> _YOUR OBJECTIVE_:
Rewrite everything from the line containing "List every element" down to the line containing "y2-axis-label: cell pressure" in the listing, switching "x-tick-label" to "time-tick-label" and leaving everything else unchanged.

> _ENTRIES_:
** start **
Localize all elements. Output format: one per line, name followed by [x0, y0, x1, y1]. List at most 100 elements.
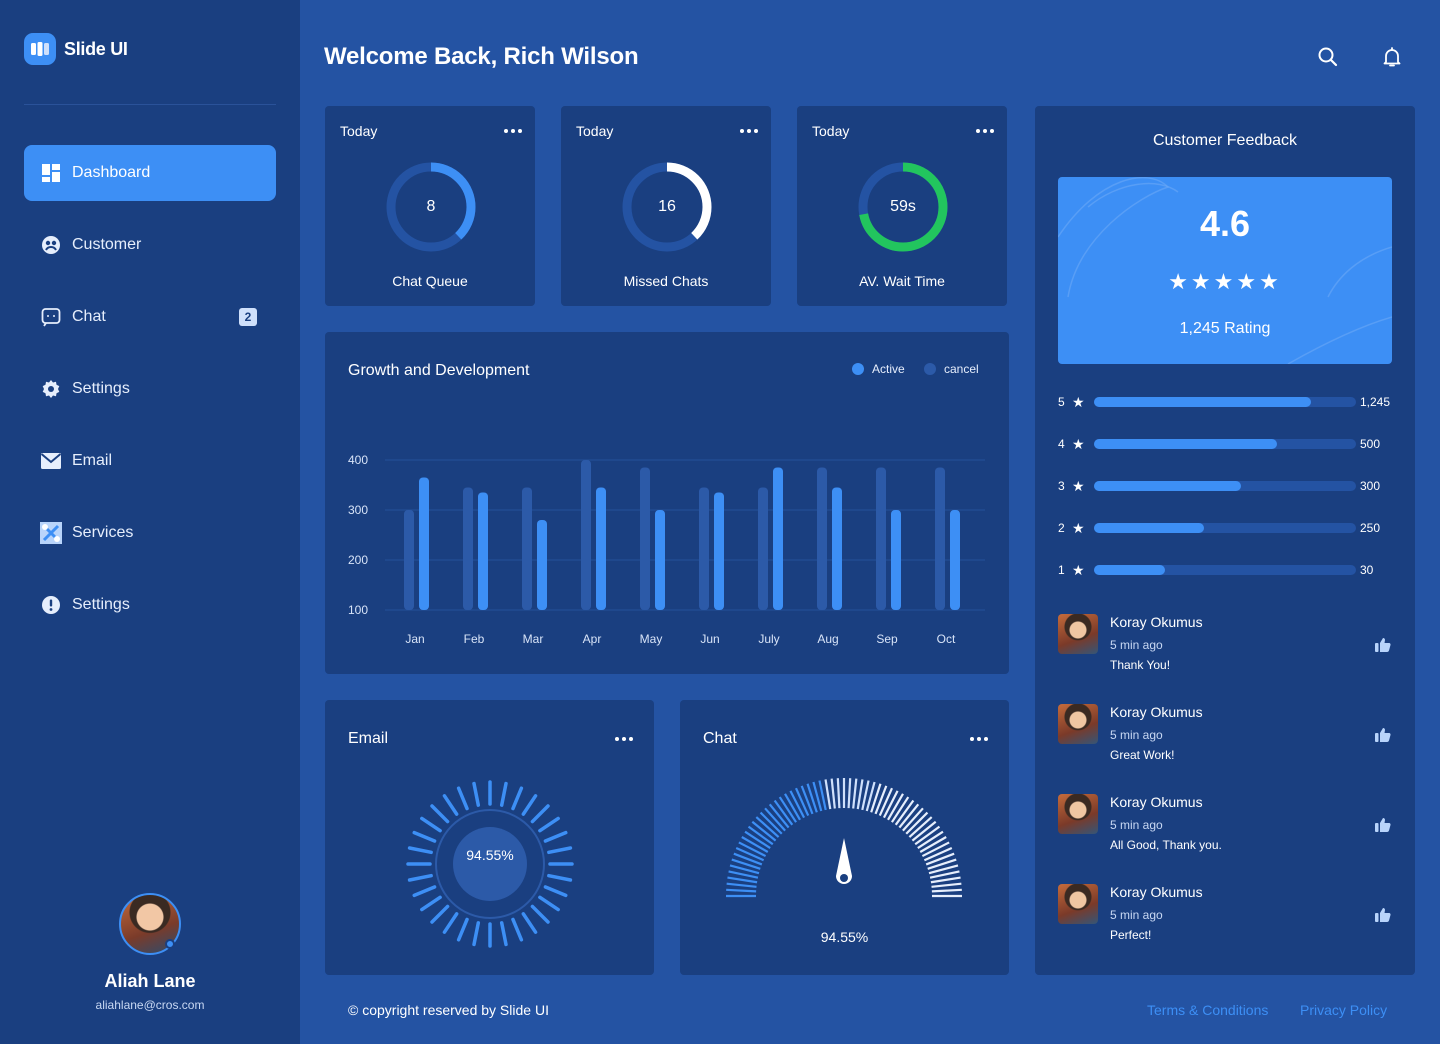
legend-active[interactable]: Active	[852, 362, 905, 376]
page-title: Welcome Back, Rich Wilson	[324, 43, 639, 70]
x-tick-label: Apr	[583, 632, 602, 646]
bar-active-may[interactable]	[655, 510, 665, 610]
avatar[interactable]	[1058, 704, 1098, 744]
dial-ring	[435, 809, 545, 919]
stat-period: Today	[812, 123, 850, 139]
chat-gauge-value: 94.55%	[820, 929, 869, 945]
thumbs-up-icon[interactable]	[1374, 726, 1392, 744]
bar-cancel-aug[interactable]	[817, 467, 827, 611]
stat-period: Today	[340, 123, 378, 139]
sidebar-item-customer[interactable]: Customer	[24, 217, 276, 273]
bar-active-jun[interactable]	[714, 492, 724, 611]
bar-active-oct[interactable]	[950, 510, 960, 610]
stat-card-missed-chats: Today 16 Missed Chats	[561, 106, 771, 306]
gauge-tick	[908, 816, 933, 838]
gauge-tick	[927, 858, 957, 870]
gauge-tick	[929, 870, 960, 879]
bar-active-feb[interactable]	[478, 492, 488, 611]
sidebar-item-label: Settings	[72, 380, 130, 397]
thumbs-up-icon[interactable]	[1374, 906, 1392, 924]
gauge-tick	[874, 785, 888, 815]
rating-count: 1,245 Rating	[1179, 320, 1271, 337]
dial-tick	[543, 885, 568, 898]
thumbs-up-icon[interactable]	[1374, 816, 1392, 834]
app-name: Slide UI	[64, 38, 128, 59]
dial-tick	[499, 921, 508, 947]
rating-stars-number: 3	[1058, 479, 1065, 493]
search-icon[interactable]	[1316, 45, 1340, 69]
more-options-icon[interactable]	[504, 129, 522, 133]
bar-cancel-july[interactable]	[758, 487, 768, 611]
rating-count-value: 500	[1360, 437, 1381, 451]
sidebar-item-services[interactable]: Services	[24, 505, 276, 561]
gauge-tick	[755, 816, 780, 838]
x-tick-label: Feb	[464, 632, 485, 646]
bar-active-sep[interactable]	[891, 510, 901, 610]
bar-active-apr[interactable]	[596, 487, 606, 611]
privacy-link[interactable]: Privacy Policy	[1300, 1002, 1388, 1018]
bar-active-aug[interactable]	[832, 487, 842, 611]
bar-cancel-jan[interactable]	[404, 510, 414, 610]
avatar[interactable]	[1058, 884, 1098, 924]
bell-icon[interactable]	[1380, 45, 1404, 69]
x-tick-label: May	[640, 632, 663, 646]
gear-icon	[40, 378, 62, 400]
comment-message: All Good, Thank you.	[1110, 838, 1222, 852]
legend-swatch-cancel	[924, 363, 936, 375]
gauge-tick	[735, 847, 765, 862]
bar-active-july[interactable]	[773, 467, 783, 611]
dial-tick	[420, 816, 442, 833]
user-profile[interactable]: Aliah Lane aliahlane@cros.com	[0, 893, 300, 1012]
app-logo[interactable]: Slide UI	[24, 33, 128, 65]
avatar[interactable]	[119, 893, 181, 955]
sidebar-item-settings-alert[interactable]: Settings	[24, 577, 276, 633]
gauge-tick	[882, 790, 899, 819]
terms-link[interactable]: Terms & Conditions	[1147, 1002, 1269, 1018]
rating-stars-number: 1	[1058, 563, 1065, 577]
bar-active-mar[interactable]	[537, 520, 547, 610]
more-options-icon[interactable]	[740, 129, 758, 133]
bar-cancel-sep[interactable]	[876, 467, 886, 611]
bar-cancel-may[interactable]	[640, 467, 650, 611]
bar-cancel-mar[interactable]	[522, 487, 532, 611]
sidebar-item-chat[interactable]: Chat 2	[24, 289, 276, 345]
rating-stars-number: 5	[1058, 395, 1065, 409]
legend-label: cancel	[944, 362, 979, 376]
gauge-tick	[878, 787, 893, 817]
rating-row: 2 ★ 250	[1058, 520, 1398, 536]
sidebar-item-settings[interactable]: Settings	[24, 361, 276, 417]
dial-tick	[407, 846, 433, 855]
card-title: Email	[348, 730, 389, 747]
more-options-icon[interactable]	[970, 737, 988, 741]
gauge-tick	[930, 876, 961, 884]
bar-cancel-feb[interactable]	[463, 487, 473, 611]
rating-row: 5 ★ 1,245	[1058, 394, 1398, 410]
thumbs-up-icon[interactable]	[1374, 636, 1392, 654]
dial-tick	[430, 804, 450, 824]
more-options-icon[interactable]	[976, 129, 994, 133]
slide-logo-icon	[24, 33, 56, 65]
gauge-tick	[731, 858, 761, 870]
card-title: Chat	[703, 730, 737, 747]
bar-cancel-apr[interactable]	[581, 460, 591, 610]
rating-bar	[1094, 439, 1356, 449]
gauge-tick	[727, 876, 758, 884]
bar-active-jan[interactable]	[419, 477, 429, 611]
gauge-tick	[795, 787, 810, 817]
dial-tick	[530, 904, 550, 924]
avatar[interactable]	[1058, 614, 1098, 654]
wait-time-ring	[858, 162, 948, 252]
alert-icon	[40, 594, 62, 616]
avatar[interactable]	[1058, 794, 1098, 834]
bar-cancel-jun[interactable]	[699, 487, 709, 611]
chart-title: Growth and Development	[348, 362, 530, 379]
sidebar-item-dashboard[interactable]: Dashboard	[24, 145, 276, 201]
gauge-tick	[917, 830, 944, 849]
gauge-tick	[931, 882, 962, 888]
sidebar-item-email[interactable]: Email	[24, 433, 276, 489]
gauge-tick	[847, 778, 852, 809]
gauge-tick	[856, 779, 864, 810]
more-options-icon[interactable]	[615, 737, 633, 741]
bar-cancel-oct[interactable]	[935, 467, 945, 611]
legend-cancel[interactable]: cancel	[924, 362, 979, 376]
** end **
** start **
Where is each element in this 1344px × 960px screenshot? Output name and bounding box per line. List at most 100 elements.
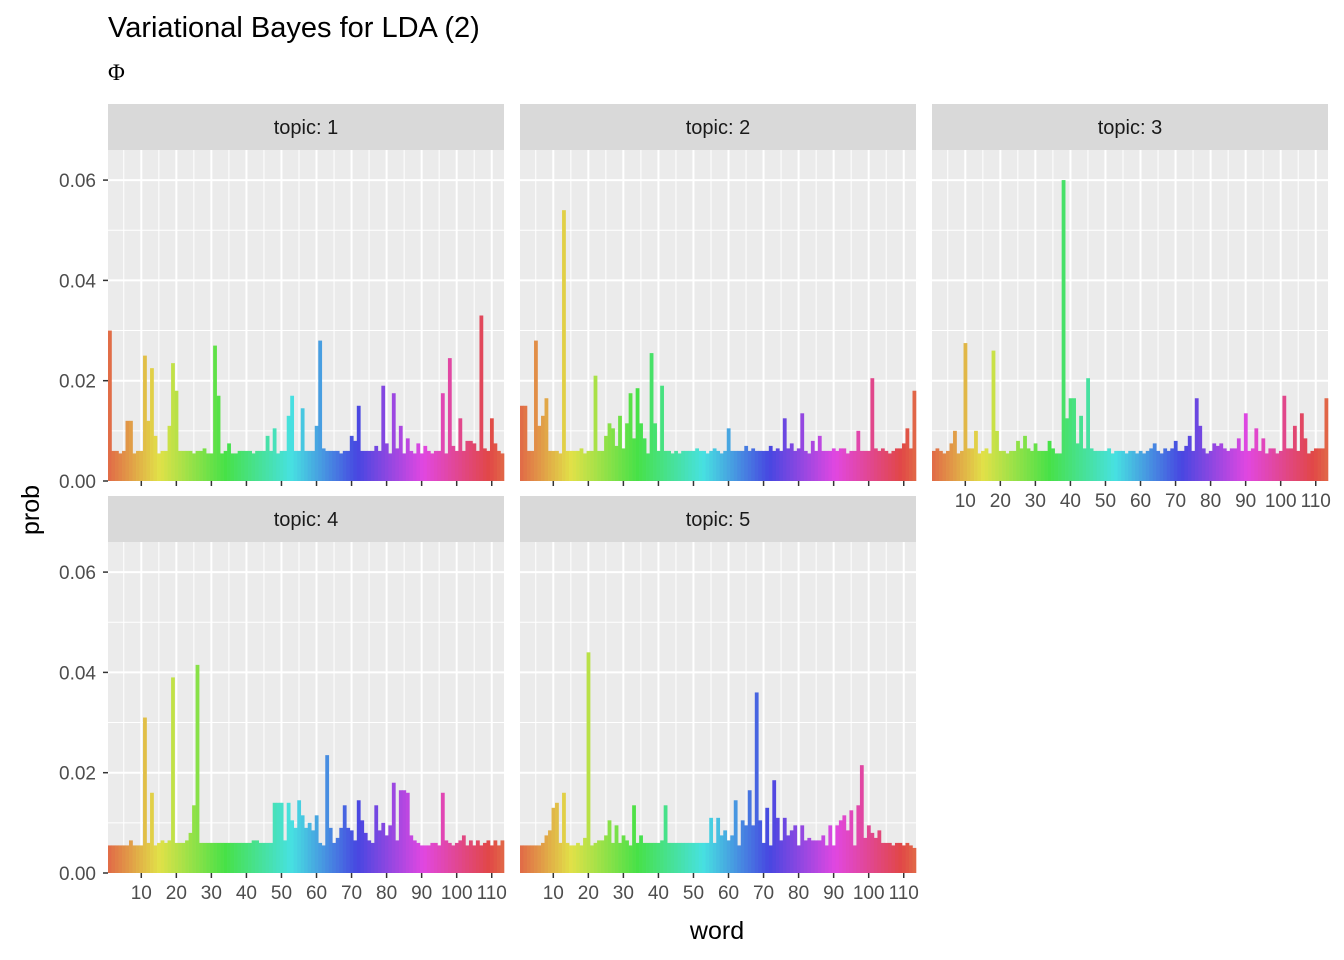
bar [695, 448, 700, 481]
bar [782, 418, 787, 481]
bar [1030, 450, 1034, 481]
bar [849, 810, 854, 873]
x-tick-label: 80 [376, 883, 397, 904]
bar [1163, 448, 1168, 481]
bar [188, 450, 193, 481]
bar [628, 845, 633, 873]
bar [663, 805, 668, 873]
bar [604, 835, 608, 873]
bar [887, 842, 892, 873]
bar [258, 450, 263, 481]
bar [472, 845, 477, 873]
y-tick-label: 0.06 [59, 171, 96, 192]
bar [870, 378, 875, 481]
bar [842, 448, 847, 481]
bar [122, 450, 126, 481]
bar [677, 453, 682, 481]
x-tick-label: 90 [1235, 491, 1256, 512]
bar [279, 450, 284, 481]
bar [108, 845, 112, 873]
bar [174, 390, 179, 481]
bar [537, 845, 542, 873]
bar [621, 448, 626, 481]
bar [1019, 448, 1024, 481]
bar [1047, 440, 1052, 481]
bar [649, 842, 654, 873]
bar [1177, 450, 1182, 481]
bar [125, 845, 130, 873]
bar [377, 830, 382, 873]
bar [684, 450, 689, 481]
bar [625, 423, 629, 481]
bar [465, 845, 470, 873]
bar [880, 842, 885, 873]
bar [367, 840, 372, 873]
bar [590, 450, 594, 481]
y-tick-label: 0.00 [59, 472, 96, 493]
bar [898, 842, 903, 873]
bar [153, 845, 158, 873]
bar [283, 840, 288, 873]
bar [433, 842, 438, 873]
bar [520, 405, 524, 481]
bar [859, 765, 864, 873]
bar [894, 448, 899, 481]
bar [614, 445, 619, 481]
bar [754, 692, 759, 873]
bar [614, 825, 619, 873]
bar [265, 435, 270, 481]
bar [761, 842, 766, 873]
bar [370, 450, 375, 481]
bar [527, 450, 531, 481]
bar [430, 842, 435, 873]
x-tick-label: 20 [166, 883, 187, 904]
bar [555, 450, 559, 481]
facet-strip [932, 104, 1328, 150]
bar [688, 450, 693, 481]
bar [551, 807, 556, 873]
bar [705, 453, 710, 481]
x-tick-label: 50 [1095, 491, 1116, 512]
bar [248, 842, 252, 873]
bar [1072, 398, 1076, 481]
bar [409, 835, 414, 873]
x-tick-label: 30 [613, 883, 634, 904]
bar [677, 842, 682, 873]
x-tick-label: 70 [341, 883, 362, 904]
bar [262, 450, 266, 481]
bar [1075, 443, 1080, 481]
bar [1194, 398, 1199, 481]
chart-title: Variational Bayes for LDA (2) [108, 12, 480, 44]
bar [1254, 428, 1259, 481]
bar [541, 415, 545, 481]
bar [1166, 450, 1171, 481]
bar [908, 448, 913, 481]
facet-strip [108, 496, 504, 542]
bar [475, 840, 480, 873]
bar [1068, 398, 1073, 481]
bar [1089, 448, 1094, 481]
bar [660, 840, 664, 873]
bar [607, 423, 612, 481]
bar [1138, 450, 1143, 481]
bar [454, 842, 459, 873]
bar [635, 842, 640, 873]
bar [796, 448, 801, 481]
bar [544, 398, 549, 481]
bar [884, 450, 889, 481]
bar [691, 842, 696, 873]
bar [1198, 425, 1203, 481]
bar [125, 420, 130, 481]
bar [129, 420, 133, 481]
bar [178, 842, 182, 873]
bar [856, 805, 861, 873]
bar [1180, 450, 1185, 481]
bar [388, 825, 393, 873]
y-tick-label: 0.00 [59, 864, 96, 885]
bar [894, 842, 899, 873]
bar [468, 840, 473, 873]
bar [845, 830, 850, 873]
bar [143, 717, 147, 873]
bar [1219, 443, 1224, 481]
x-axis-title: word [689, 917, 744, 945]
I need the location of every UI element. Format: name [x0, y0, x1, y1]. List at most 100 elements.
** end **
** start **
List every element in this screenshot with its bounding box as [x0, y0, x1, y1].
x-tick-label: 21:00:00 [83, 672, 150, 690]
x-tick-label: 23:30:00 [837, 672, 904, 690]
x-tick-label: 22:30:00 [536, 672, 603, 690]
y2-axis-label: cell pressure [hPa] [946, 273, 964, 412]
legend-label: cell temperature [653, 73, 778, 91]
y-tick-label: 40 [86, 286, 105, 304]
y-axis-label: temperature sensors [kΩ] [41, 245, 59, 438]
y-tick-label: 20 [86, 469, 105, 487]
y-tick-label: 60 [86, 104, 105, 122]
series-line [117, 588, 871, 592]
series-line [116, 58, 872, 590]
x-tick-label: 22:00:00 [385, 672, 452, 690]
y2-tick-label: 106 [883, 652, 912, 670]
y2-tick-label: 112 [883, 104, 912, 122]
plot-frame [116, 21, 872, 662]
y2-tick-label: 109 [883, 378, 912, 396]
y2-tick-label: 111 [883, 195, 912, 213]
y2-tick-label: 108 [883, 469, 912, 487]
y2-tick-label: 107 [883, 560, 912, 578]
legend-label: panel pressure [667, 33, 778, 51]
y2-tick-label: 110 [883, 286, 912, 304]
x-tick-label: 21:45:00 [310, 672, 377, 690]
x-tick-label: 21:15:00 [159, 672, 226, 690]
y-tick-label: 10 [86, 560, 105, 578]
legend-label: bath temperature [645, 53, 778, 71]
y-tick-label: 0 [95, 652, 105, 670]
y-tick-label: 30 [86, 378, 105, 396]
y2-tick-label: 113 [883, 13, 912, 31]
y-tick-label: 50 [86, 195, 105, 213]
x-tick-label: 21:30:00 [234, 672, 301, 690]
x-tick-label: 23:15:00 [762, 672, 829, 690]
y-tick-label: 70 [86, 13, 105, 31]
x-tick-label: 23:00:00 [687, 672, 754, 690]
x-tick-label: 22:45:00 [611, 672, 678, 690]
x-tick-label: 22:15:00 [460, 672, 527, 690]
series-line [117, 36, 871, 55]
** end **
> _WORKED ANSWER_:
List every element in this screenshot with its bounding box as [x0, y0, x1, y1].
time-tick-label: 21:00:00 [83, 672, 150, 690]
time-tick-label: 23:30:00 [837, 672, 904, 690]
time-tick-label: 22:30:00 [536, 672, 603, 690]
y2-axis-label: cell pressure [hPa] [946, 273, 964, 412]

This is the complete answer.